SET PROBLEM: Wherever a line holds the word "globe", copy that line out.

★ ★ ★ ★ ★ ★ ★

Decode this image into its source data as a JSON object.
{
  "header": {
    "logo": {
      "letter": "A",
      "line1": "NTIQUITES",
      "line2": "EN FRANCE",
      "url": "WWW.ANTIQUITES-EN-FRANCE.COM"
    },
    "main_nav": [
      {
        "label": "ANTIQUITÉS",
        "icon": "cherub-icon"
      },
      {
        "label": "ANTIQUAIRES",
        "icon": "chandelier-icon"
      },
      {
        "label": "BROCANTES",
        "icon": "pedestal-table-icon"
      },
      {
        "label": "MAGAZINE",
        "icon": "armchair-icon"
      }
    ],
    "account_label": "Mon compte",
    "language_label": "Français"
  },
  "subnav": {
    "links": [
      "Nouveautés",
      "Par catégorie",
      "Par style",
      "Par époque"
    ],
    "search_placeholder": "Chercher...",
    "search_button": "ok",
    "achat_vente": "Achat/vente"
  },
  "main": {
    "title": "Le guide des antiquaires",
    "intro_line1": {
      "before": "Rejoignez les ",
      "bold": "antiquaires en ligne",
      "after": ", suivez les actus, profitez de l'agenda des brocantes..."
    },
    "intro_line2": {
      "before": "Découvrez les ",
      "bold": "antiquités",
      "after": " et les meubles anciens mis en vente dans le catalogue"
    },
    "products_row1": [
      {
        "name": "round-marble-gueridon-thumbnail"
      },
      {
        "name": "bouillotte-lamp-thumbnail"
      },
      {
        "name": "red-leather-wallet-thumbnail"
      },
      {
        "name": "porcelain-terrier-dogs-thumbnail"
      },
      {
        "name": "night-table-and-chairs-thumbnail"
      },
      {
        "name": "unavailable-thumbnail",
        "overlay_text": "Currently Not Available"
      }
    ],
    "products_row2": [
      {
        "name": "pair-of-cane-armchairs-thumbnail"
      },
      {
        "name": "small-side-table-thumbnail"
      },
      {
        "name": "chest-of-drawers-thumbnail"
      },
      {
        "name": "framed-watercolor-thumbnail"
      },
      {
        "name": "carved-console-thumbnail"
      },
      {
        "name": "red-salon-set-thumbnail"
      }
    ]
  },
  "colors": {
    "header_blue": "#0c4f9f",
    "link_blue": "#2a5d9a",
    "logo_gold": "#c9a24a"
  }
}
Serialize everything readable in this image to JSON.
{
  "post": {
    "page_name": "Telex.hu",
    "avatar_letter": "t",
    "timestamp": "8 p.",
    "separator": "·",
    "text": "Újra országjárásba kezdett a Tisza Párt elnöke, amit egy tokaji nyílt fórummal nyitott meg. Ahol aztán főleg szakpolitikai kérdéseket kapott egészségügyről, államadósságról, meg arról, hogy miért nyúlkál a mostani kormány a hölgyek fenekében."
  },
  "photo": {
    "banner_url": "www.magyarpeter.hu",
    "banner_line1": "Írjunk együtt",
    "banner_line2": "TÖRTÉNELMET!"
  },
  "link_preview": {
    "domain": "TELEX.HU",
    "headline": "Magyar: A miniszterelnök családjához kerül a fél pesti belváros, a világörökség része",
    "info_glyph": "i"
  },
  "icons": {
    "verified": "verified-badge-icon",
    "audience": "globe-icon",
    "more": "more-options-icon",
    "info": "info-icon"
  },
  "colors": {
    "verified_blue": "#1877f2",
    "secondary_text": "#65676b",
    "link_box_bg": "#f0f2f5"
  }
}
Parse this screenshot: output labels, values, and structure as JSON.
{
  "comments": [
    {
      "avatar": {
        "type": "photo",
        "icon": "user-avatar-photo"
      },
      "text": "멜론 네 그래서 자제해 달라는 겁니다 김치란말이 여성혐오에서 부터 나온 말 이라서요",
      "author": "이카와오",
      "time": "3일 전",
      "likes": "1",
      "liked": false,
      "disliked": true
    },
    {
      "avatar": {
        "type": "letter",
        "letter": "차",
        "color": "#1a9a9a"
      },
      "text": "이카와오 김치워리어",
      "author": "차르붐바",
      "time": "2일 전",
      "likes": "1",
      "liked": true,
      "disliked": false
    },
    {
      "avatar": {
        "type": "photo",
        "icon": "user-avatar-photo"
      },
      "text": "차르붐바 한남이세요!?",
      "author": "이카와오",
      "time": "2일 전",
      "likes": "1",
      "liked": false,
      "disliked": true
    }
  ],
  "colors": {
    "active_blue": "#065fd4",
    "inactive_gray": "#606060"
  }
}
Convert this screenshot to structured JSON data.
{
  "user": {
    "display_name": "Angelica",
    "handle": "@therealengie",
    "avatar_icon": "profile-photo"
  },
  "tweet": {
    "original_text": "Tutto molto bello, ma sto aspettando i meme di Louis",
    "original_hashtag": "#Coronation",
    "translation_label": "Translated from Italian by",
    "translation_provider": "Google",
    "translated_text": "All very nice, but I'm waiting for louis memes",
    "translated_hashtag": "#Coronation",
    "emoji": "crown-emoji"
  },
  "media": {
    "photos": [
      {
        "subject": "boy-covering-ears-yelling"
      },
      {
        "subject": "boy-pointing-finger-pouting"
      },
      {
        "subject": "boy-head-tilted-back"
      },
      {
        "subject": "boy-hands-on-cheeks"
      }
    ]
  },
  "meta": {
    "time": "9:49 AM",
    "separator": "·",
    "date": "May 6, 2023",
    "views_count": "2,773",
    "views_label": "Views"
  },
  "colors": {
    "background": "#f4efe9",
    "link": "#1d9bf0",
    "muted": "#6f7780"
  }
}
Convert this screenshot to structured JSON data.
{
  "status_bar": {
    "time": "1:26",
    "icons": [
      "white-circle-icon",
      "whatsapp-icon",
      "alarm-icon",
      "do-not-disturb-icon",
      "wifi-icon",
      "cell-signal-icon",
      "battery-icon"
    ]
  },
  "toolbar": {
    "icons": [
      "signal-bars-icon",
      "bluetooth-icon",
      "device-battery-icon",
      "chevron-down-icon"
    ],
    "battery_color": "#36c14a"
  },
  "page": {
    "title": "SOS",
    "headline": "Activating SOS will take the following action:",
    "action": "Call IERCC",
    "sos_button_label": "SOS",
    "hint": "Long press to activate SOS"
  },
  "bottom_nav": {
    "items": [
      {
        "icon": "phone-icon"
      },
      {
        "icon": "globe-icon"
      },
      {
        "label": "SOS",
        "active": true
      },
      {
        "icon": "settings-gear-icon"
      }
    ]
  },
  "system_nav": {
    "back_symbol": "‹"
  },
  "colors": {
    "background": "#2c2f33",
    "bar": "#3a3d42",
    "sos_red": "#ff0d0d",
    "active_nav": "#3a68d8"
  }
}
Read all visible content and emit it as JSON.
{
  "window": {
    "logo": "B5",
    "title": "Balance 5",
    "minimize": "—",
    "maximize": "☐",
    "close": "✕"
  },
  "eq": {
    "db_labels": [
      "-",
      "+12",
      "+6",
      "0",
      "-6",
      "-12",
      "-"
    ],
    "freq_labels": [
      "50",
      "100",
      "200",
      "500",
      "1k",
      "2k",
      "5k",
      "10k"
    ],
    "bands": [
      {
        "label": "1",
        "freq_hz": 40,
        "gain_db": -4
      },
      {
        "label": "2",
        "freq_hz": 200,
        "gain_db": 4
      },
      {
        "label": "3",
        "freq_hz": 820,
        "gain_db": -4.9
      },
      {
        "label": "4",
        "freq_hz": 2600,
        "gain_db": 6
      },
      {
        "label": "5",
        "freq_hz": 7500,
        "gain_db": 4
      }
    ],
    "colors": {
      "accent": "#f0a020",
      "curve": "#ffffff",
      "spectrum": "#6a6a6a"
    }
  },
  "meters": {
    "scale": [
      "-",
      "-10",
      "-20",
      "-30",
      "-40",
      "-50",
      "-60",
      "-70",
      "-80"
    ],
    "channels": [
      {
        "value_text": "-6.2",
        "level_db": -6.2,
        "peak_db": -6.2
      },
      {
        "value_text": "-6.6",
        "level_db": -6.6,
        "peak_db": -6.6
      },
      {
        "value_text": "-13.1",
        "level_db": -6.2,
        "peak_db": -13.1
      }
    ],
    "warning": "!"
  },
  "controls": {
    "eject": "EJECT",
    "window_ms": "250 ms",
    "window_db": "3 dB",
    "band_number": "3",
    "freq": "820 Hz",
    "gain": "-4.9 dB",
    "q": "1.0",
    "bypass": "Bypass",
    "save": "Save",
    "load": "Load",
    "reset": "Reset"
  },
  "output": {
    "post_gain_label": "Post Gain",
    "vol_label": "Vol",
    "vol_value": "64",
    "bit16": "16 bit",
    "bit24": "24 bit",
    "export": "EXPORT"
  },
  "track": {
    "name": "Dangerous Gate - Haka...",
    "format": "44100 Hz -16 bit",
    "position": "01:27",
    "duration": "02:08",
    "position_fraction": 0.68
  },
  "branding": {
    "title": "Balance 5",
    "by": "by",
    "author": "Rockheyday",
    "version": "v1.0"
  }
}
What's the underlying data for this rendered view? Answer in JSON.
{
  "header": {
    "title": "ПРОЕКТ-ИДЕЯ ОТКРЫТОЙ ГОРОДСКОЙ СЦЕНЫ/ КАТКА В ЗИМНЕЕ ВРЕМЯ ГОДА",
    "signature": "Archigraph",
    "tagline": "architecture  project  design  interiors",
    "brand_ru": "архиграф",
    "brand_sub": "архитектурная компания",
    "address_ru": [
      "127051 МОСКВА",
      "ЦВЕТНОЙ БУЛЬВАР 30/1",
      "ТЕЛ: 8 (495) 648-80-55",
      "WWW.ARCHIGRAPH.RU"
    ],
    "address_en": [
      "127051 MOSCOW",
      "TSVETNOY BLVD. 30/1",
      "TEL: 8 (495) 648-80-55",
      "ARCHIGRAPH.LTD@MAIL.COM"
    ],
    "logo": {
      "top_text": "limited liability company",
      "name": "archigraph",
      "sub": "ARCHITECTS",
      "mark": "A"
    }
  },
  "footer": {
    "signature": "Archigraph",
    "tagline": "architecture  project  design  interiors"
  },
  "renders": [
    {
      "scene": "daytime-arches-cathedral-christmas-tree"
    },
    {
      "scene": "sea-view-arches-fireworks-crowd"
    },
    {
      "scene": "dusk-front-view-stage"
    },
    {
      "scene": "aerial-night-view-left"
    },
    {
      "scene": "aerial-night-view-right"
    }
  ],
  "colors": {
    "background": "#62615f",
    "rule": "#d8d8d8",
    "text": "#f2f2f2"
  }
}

★ ★ ★ ★ ★ ★ ★

RESPONSE TO THIS TASK:
    "audience": "globe-icon",
        "icon": "globe-icon"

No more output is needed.